>> Begin RECORD EXCERPTS

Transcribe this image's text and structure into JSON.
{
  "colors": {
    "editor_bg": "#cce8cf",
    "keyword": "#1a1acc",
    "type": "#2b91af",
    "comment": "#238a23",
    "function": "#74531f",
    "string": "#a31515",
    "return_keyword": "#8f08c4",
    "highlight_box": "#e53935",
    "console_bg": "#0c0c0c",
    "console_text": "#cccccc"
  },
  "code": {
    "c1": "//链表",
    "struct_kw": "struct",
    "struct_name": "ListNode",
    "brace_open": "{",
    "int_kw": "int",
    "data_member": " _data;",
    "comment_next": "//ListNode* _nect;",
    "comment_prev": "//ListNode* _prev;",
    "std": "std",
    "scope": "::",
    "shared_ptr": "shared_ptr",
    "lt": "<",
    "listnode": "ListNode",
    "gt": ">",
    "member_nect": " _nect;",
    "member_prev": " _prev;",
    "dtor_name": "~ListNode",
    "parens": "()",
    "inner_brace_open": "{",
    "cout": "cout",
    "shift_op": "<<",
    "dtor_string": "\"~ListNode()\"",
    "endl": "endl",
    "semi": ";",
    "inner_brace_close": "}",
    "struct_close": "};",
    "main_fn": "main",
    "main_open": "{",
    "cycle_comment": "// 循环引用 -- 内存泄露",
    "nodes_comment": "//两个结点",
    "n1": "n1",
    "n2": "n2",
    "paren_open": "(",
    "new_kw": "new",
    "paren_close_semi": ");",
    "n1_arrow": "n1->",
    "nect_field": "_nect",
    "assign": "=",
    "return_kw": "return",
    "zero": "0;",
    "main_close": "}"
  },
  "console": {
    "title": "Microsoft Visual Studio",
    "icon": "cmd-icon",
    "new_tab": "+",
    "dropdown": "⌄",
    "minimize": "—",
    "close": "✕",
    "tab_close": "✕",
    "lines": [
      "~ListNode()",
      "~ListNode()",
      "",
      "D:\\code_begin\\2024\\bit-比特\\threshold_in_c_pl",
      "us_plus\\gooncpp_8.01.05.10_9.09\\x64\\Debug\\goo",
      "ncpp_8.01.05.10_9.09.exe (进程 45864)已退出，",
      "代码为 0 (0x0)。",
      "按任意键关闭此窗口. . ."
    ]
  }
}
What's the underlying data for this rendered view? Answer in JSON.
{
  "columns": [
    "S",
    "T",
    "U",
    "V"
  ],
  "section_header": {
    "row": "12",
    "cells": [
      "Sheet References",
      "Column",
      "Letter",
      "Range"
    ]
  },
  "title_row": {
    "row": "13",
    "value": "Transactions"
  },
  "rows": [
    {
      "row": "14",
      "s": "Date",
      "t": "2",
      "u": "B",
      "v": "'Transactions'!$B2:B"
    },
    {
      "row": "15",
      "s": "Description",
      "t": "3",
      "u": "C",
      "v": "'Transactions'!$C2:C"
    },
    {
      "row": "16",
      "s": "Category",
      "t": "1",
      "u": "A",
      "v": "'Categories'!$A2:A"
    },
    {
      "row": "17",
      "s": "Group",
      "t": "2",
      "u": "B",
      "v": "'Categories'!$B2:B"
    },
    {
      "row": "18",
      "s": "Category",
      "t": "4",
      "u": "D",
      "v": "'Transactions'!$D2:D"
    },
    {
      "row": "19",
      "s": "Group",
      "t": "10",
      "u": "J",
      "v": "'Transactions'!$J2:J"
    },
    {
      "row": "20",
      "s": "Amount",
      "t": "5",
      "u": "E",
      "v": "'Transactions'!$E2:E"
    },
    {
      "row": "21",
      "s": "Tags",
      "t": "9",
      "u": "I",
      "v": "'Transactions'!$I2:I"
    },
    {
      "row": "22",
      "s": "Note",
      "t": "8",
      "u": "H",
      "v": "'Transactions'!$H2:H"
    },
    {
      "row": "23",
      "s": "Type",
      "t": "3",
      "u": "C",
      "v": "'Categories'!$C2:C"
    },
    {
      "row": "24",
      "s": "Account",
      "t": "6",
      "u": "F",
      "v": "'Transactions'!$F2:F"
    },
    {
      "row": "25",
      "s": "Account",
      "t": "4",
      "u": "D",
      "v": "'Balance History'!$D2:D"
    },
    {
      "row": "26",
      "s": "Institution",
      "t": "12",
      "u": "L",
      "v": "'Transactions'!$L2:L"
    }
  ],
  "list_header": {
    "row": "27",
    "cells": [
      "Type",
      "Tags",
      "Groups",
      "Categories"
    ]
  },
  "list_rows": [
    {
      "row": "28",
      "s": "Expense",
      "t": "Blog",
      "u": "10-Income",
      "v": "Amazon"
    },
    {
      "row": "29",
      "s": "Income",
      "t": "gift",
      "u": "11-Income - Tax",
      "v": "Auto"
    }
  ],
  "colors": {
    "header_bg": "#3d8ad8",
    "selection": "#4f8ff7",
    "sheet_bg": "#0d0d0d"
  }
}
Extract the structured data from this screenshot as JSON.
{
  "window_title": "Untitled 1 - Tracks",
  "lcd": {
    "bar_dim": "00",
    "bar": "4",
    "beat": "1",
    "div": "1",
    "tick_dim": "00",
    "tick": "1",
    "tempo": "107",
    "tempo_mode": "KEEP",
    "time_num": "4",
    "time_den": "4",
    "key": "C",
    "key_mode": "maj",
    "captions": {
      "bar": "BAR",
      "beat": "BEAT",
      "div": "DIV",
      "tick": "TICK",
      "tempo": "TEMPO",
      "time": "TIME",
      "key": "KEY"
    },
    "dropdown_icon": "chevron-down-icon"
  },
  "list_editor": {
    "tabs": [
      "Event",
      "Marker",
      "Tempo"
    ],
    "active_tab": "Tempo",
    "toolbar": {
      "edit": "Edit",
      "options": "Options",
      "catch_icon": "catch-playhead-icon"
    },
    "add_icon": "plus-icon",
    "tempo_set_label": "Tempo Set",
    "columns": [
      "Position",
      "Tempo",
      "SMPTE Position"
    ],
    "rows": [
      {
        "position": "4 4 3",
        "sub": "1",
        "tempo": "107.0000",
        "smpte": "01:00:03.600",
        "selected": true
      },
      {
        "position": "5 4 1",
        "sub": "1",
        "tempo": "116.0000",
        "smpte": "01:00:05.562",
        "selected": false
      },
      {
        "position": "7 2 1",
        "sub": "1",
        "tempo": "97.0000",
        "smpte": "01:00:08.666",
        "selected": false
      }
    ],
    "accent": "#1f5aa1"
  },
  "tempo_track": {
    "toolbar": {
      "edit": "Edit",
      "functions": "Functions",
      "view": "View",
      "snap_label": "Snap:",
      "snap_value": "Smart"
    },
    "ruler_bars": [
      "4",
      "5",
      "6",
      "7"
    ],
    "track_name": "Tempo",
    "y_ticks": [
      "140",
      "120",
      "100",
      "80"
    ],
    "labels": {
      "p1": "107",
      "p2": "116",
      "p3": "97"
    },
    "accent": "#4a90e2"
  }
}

>> End RECORD EXCERPTS

Without changing a word, restate the whole listing.

[RESPONSE]:
Transcribe this image's text and structure into JSON.
{
  "colors": {
    "editor_bg": "#cce8cf",
    "keyword": "#1a1acc",
    "type": "#2b91af",
    "comment": "#238a23",
    "function": "#74531f",
    "string": "#a31515",
    "return_keyword": "#8f08c4",
    "highlight_box": "#e53935",
    "console_bg": "#0c0c0c",
    "console_text": "#cccccc"
  },
  "code": {
    "c1": "//链表",
    "struct_kw": "struct",
    "struct_name": "ListNode",
    "brace_open": "{",
    "int_kw": "int",
    "data_member": " _data;",
    "comment_next": "//ListNode* _nect;",
    "comment_prev": "//ListNode* _prev;",
    "std": "std",
    "scope": "::",
    "shared_ptr": "shared_ptr",
    "lt": "<",
    "listnode": "ListNode",
    "gt": ">",
    "member_nect": " _nect;",
    "member_prev": " _prev;",
    "dtor_name": "~ListNode",
    "parens": "()",
    "inner_brace_open": "{",
    "cout": "cout",
    "shift_op": "<<",
    "dtor_string": "\"~ListNode()\"",
    "endl": "endl",
    "semi": ";",
    "inner_brace_close": "}",
    "struct_close": "};",
    "main_fn": "main",
    "main_open": "{",
    "cycle_comment": "// 循环引用 -- 内存泄露",
    "nodes_comment": "//两个结点",
    "n1": "n1",
    "n2": "n2",
    "paren_open": "(",
    "new_kw": "new",
    "paren_close_semi": ");",
    "n1_arrow": "n1->",
    "nect_field": "_nect",
    "assign": "=",
    "return_kw": "return",
    "zero": "0;",
    "main_close": "}"
  },
  "console": {
    "title": "Microsoft Visual Studio",
    "icon": "cmd-icon",
    "new_tab": "+",
    "dropdown": "⌄",
    "minimize": "—",
    "close": "✕",
    "tab_close": "✕",
    "lines": [
      "~ListNode()",
      "~ListNode()",
      "",
      "D:\\code_begin\\2024\\bit-比特\\threshold_in_c_pl",
      "us_plus\\gooncpp_8.01.05.10_9.09\\x64\\Debug\\goo",
      "ncpp_8.01.05.10_9.09.exe (进程 45864)已退出，",
      "代码为 0 (0x0)。",
      "按任意键关闭此窗口. . ."
    ]
  }
}
What's the underlying data for this rendered view? Answer in JSON.
{
  "columns": [
    "S",
    "T",
    "U",
    "V"
  ],
  "section_header": {
    "row": "12",
    "cells": [
      "Sheet References",
      "Column",
      "Letter",
      "Range"
    ]
  },
  "title_row": {
    "row": "13",
    "value": "Transactions"
  },
  "rows": [
    {
      "row": "14",
      "s": "Date",
      "t": "2",
      "u": "B",
      "v": "'Transactions'!$B2:B"
    },
    {
      "row": "15",
      "s": "Description",
      "t": "3",
      "u": "C",
      "v": "'Transactions'!$C2:C"
    },
    {
      "row": "16",
      "s": "Category",
      "t": "1",
      "u": "A",
      "v": "'Categories'!$A2:A"
    },
    {
      "row": "17",
      "s": "Group",
      "t": "2",
      "u": "B",
      "v": "'Categories'!$B2:B"
    },
    {
      "row": "18",
      "s": "Category",
      "t": "4",
      "u": "D",
      "v": "'Transactions'!$D2:D"
    },
    {
      "row": "19",
      "s": "Group",
      "t": "10",
      "u": "J",
      "v": "'Transactions'!$J2:J"
    },
    {
      "row": "20",
      "s": "Amount",
      "t": "5",
      "u": "E",
      "v": "'Transactions'!$E2:E"
    },
    {
      "row": "21",
      "s": "Tags",
      "t": "9",
      "u": "I",
      "v": "'Transactions'!$I2:I"
    },
    {
      "row": "22",
      "s": "Note",
      "t": "8",
      "u": "H",
      "v": "'Transactions'!$H2:H"
    },
    {
      "row": "23",
      "s": "Type",
      "t": "3",
      "u": "C",
      "v": "'Categories'!$C2:C"
    },
    {
      "row": "24",
      "s": "Account",
      "t": "6",
      "u": "F",
      "v": "'Transactions'!$F2:F"
    },
    {
      "row": "25",
      "s": "Account",
      "t": "4",
      "u": "D",
      "v": "'Balance History'!$D2:D"
    },
    {
      "row": "26",
      "s": "Institution",
      "t": "12",
      "u": "L",
      "v": "'Transactions'!$L2:L"
    }
  ],
  "list_header": {
    "row": "27",
    "cells": [
      "Type",
      "Tags",
      "Groups",
      "Categories"
    ]
  },
  "list_rows": [
    {
      "row": "28",
      "s": "Expense",
      "t": "Blog",
      "u": "10-Income",
      "v": "Amazon"
    },
    {
      "row": "29",
      "s": "Income",
      "t": "gift",
      "u": "11-Income - Tax",
      "v": "Auto"
    }
  ],
  "colors": {
    "header_bg": "#3d8ad8",
    "selection": "#4f8ff7",
    "sheet_bg": "#0d0d0d"
  }
}
Extract the structured data from this screenshot as JSON.
{
  "window_title": "Untitled 1 - Tracks",
  "lcd": {
    "bar_dim": "00",
    "bar": "4",
    "beat": "1",
    "div": "1",
    "tick_dim": "00",
    "tick": "1",
    "tempo": "107",
    "tempo_mode": "KEEP",
    "time_num": "4",
    "time_den": "4",
    "key": "C",
    "key_mode": "maj",
    "captions": {
      "bar": "BAR",
      "beat": "BEAT",
      "div": "DIV",
      "tick": "TICK",
      "tempo": "TEMPO",
      "time": "TIME",
      "key": "KEY"
    },
    "dropdown_icon": "chevron-down-icon"
  },
  "list_editor": {
    "tabs": [
      "Event",
      "Marker",
      "Tempo"
    ],
    "active_tab": "Tempo",
    "toolbar": {
      "edit": "Edit",
      "options": "Options",
      "catch_icon": "catch-playhead-icon"
    },
    "add_icon": "plus-icon",
    "tempo_set_label": "Tempo Set",
    "columns": [
      "Position",
      "Tempo",
      "SMPTE Position"
    ],
    "rows": [
      {
        "position": "4 4 3",
        "sub": "1",
        "tempo": "107.0000",
        "smpte": "01:00:03.600",
        "selected": true
      },
      {
        "position": "5 4 1",
        "sub": "1",
        "tempo": "116.0000",
        "smpte": "01:00:05.562",
        "selected": false
      },
      {
        "position": "7 2 1",
        "sub": "1",
        "tempo": "97.0000",
        "smpte": "01:00:08.666",
        "selected": false
      }
    ],
    "accent": "#1f5aa1"
  },
  "tempo_track": {
    "toolbar": {
      "edit": "Edit",
      "functions": "Functions",
      "view": "View",
      "snap_label": "Snap:",
      "snap_value": "Smart"
    },
    "ruler_bars": [
      "4",
      "5",
      "6",
      "7"
    ],
    "track_name": "Tempo",
    "y_ticks": [
      "140",
      "120",
      "100",
      "80"
    ],
    "labels": {
      "p1": "107",
      "p2": "116",
      "p3": "97"
    },
    "accent": "#4a90e2"
  }
}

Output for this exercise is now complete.